Problem description: Strip the pictures and reproduce the rest of the listing exactly.

[Exercise material start]

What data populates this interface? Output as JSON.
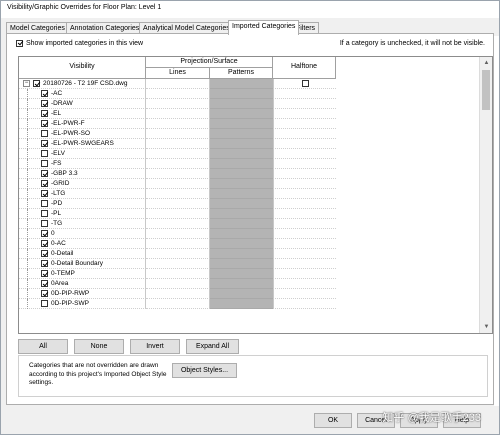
{
  "window": {
    "title": "Visibility/Graphic Overrides for Floor Plan: Level 1"
  },
  "tabs": [
    {
      "label": "Model Categories",
      "active": false
    },
    {
      "label": "Annotation Categories",
      "active": false
    },
    {
      "label": "Analytical Model Categories",
      "active": false
    },
    {
      "label": "Imported Categories",
      "active": true
    },
    {
      "label": "Filters",
      "active": false
    }
  ],
  "show_imported": {
    "label": "Show imported categories in this view",
    "checked": true
  },
  "hint": "If a category is unchecked, it will not be visible.",
  "table": {
    "headers": {
      "visibility": "Visibility",
      "projection_surface": "Projection/Surface",
      "lines": "Lines",
      "patterns": "Patterns",
      "halftone": "Halftone"
    },
    "rows": [
      {
        "label": "20180726 - T2 19F CSD.dwg",
        "checked": true,
        "parent": true,
        "expand": "−",
        "halftone": false
      },
      {
        "label": "-AC",
        "checked": true
      },
      {
        "label": "-DRAW",
        "checked": true
      },
      {
        "label": "-EL",
        "checked": true
      },
      {
        "label": "-EL-PWR-F",
        "checked": true
      },
      {
        "label": "-EL-PWR-SO",
        "checked": false
      },
      {
        "label": "-EL-PWR-SWGEARS",
        "checked": true
      },
      {
        "label": "-ELV",
        "checked": false
      },
      {
        "label": "-FS",
        "checked": false
      },
      {
        "label": "-GBP 3.3",
        "checked": true
      },
      {
        "label": "-GRID",
        "checked": true
      },
      {
        "label": "-LTG",
        "checked": true
      },
      {
        "label": "-PD",
        "checked": false
      },
      {
        "label": "-PL",
        "checked": false
      },
      {
        "label": "-TG",
        "checked": false
      },
      {
        "label": "0",
        "checked": true
      },
      {
        "label": "0-AC",
        "checked": true
      },
      {
        "label": "0-Detail",
        "checked": true
      },
      {
        "label": "0-Detail Boundary",
        "checked": true
      },
      {
        "label": "0-TEMP",
        "checked": true
      },
      {
        "label": "0Area",
        "checked": true
      },
      {
        "label": "0D-PIP-RWP",
        "checked": true
      },
      {
        "label": "0D-PIP-SWP",
        "checked": false
      }
    ]
  },
  "buttons": {
    "all": "All",
    "none": "None",
    "invert": "Invert",
    "expand_all": "Expand All",
    "object_styles": "Object Styles...",
    "ok": "OK",
    "cancel": "Cancel",
    "apply": "Apply",
    "help": "Help"
  },
  "note": "Categories that are not overridden are drawn according to this project's Imported Object Style settings.",
  "watermark": "知乎 @我是歌手233"
}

[Exercise material end]

Answer:
What data populates this interface? Output as JSON.
{
  "window": {
    "title": "Visibility/Graphic Overrides for Floor Plan: Level 1"
  },
  "tabs": [
    {
      "label": "Model Categories",
      "active": false
    },
    {
      "label": "Annotation Categories",
      "active": false
    },
    {
      "label": "Analytical Model Categories",
      "active": false
    },
    {
      "label": "Imported Categories",
      "active": true
    },
    {
      "label": "Filters",
      "active": false
    }
  ],
  "show_imported": {
    "label": "Show imported categories in this view",
    "checked": true
  },
  "hint": "If a category is unchecked, it will not be visible.",
  "table": {
    "headers": {
      "visibility": "Visibility",
      "projection_surface": "Projection/Surface",
      "lines": "Lines",
      "patterns": "Patterns",
      "halftone": "Halftone"
    },
    "rows": [
      {
        "label": "20180726 - T2 19F CSD.dwg",
        "checked": true,
        "parent": true,
        "expand": "−",
        "halftone": false
      },
      {
        "label": "-AC",
        "checked": true
      },
      {
        "label": "-DRAW",
        "checked": true
      },
      {
        "label": "-EL",
        "checked": true
      },
      {
        "label": "-EL-PWR-F",
        "checked": true
      },
      {
        "label": "-EL-PWR-SO",
        "checked": false
      },
      {
        "label": "-EL-PWR-SWGEARS",
        "checked": true
      },
      {
        "label": "-ELV",
        "checked": false
      },
      {
        "label": "-FS",
        "checked": false
      },
      {
        "label": "-GBP 3.3",
        "checked": true
      },
      {
        "label": "-GRID",
        "checked": true
      },
      {
        "label": "-LTG",
        "checked": true
      },
      {
        "label": "-PD",
        "checked": false
      },
      {
        "label": "-PL",
        "checked": false
      },
      {
        "label": "-TG",
        "checked": false
      },
      {
        "label": "0",
        "checked": true
      },
      {
        "label": "0-AC",
        "checked": true
      },
      {
        "label": "0-Detail",
        "checked": true
      },
      {
        "label": "0-Detail Boundary",
        "checked": true
      },
      {
        "label": "0-TEMP",
        "checked": true
      },
      {
        "label": "0Area",
        "checked": true
      },
      {
        "label": "0D-PIP-RWP",
        "checked": true
      },
      {
        "label": "0D-PIP-SWP",
        "checked": false
      }
    ]
  },
  "buttons": {
    "all": "All",
    "none": "None",
    "invert": "Invert",
    "expand_all": "Expand All",
    "object_styles": "Object Styles...",
    "ok": "OK",
    "cancel": "Cancel",
    "apply": "Apply",
    "help": "Help"
  },
  "note": "Categories that are not overridden are drawn according to this project's Imported Object Style settings.",
  "watermark": "知乎 @我是歌手233"
}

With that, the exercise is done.